== Data lines ==

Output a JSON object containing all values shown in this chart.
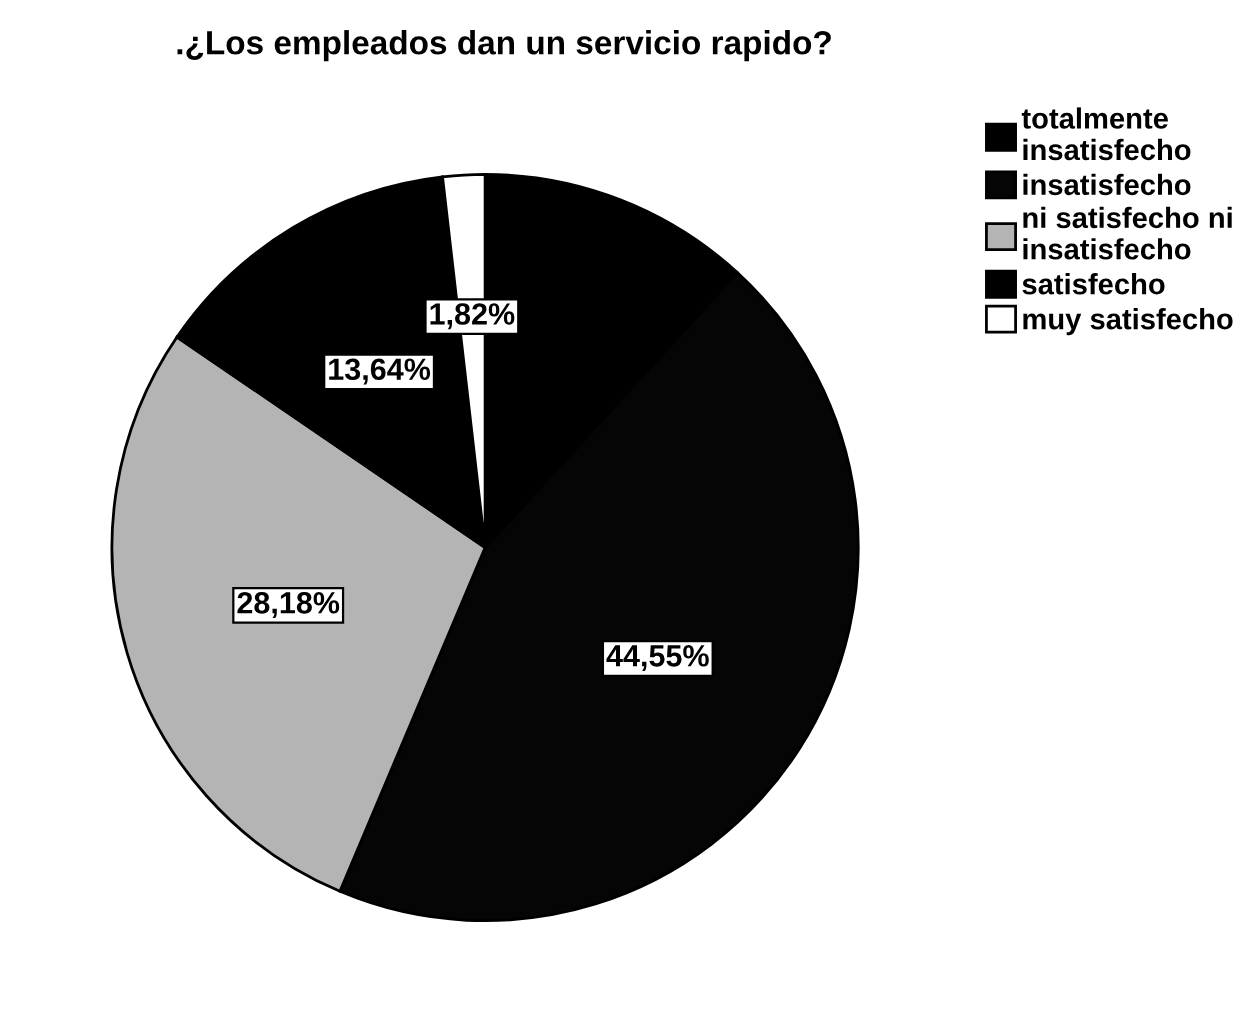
{
  "chart_data": {
    "type": "pie",
    "title": ".¿Los empleados dan un servicio rapido?",
    "categories": [
      "totalmente insatisfecho",
      "insatisfecho",
      "ni satisfecho ni insatisfecho",
      "satisfecho",
      "muy satisfecho"
    ],
    "values": [
      11.81,
      44.55,
      28.18,
      13.64,
      1.82
    ],
    "value_labels": [
      null,
      "44,55%",
      "28,18%",
      "13,64%",
      "1,82%"
    ],
    "colors": [
      "#000000",
      "#050505",
      "#b4b4b4",
      "#000000",
      "#ffffff"
    ],
    "legend": "top right"
  }
}
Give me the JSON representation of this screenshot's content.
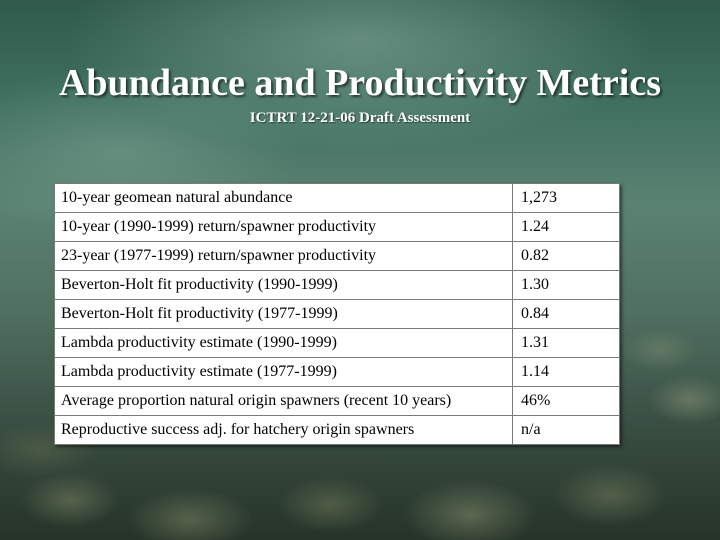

===

Problem details: Without including any pictures, output all the entries above exactly.

Solution:
Output a JSON object containing all values shown in this chart.
{
  "chart_data": {
    "type": "pie",
    "title": ".¿Los empleados dan un servicio rapido?",
    "categories": [
      "totalmente insatisfecho",
      "insatisfecho",
      "ni satisfecho ni insatisfecho",
      "satisfecho",
      "muy satisfecho"
    ],
    "values": [
      11.81,
      44.55,
      28.18,
      13.64,
      1.82
    ],
    "value_labels": [
      null,
      "44,55%",
      "28,18%",
      "13,64%",
      "1,82%"
    ],
    "colors": [
      "#000000",
      "#050505",
      "#b4b4b4",
      "#000000",
      "#ffffff"
    ],
    "legend": "top right"
  }
}
Give me the JSON representation of this screenshot's content.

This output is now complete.